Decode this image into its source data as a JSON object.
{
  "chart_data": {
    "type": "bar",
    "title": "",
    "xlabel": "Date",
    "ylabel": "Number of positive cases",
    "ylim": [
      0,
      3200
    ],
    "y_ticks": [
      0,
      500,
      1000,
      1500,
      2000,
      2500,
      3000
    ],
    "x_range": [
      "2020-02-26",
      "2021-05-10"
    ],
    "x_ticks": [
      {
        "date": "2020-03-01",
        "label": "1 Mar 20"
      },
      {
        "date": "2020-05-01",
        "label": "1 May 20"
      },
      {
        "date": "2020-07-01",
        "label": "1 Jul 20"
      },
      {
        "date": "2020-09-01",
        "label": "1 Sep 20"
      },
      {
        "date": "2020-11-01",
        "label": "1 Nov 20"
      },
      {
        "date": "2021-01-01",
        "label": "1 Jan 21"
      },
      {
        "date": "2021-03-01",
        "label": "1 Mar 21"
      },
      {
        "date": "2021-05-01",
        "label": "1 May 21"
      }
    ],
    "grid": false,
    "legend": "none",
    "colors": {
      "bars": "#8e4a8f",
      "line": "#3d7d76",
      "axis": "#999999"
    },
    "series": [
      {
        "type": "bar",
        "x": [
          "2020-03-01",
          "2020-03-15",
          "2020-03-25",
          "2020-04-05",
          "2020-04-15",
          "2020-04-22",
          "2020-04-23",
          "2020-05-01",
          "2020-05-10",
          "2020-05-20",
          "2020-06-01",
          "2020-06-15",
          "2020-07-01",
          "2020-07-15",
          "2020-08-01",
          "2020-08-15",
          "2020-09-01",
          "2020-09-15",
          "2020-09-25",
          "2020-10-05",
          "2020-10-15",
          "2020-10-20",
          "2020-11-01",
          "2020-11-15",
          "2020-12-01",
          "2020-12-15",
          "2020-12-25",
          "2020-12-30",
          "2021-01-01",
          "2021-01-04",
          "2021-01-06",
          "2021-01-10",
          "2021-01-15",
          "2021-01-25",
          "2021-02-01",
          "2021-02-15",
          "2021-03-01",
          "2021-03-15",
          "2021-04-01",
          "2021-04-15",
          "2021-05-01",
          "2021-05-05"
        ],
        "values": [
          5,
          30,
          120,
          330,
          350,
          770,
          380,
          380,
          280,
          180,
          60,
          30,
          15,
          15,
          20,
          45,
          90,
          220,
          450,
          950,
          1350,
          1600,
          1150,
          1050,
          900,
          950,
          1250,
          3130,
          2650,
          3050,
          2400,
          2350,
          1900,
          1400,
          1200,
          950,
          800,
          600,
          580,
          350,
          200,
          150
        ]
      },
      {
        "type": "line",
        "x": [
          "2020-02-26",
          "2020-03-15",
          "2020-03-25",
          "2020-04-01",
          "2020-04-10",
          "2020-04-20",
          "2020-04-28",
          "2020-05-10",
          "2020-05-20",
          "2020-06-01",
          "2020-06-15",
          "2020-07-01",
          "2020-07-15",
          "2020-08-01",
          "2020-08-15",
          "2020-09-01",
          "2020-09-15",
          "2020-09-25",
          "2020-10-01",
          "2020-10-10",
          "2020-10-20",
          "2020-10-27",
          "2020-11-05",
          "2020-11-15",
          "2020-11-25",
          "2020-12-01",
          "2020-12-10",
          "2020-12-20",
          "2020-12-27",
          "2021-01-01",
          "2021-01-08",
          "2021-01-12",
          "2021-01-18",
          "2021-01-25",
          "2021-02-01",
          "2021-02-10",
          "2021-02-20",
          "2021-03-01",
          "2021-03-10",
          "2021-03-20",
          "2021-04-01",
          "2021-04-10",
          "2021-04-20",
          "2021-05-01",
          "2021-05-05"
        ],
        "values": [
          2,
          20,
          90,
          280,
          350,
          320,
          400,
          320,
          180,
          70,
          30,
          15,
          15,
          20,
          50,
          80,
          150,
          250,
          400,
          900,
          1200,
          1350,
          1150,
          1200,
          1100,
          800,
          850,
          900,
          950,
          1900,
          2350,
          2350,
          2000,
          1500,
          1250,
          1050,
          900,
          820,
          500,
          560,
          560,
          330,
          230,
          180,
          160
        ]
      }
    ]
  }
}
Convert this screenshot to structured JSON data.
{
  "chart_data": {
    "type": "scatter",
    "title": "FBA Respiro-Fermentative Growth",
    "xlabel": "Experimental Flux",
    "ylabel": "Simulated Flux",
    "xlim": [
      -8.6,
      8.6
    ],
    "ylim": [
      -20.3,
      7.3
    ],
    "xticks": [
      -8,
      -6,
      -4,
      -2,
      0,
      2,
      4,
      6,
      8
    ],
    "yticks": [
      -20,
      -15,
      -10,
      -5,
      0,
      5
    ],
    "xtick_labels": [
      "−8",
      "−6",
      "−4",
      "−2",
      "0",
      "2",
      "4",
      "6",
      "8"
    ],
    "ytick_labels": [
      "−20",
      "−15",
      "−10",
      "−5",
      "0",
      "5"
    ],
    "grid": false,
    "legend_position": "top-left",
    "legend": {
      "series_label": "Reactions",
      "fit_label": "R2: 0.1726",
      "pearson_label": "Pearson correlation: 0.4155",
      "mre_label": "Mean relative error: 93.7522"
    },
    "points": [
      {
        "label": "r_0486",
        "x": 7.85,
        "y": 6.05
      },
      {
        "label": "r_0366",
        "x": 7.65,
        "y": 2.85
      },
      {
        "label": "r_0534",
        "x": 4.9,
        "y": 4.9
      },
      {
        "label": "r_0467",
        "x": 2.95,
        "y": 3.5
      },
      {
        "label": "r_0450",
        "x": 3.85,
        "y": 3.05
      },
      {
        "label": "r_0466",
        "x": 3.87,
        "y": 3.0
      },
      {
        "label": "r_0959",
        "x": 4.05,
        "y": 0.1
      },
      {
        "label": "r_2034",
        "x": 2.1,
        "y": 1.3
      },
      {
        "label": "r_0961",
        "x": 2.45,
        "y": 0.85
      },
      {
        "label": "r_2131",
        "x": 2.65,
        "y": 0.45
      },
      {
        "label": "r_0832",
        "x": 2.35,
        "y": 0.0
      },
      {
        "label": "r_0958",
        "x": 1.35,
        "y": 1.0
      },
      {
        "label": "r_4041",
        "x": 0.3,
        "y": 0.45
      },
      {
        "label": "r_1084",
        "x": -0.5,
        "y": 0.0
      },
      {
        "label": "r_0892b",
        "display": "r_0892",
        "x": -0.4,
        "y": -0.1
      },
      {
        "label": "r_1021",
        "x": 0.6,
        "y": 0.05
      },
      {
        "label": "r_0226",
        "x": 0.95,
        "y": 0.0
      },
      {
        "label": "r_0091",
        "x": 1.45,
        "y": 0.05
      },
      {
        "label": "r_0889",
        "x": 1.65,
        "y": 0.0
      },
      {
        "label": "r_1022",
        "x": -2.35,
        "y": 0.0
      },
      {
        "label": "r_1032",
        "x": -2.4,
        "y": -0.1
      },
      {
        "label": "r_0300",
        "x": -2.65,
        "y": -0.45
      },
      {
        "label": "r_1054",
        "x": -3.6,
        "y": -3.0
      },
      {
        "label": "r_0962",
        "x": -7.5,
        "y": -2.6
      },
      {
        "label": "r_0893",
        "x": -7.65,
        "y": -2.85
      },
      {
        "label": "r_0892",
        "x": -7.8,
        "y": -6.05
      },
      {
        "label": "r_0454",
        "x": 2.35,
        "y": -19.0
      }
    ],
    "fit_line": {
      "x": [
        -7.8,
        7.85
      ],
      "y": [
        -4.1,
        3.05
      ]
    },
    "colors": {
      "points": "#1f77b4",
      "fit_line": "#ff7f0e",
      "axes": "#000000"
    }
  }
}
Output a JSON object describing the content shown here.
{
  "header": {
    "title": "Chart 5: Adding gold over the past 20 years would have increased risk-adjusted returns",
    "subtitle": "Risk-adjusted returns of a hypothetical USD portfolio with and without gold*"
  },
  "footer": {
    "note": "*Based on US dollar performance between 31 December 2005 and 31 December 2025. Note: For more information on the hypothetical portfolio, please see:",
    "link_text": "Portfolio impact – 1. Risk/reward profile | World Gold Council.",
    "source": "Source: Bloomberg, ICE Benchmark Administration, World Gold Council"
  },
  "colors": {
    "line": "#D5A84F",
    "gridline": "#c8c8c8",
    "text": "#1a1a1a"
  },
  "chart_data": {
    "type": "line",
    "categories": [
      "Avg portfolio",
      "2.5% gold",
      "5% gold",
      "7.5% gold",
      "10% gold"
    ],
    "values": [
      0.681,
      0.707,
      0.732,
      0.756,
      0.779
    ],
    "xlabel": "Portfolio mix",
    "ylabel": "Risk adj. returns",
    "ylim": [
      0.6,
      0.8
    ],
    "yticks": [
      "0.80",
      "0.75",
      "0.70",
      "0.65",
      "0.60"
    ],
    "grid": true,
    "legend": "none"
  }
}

• • • • • • •

__Objective__
In the listing above, find the line with "Output a JSON" and set down that line and all after it exactly, through the final line.

__Correct answer__
Output a JSON object describing the content shown here.
{
  "header": {
    "title": "Chart 5: Adding gold over the past 20 years would have increased risk-adjusted returns",
    "subtitle": "Risk-adjusted returns of a hypothetical USD portfolio with and without gold*"
  },
  "footer": {
    "note": "*Based on US dollar performance between 31 December 2005 and 31 December 2025. Note: For more information on the hypothetical portfolio, please see:",
    "link_text": "Portfolio impact – 1. Risk/reward profile | World Gold Council.",
    "source": "Source: Bloomberg, ICE Benchmark Administration, World Gold Council"
  },
  "colors": {
    "line": "#D5A84F",
    "gridline": "#c8c8c8",
    "text": "#1a1a1a"
  },
  "chart_data": {
    "type": "line",
    "categories": [
      "Avg portfolio",
      "2.5% gold",
      "5% gold",
      "7.5% gold",
      "10% gold"
    ],
    "values": [
      0.681,
      0.707,
      0.732,
      0.756,
      0.779
    ],
    "xlabel": "Portfolio mix",
    "ylabel": "Risk adj. returns",
    "ylim": [
      0.6,
      0.8
    ],
    "yticks": [
      "0.80",
      "0.75",
      "0.70",
      "0.65",
      "0.60"
    ],
    "grid": true,
    "legend": "none"
  }
}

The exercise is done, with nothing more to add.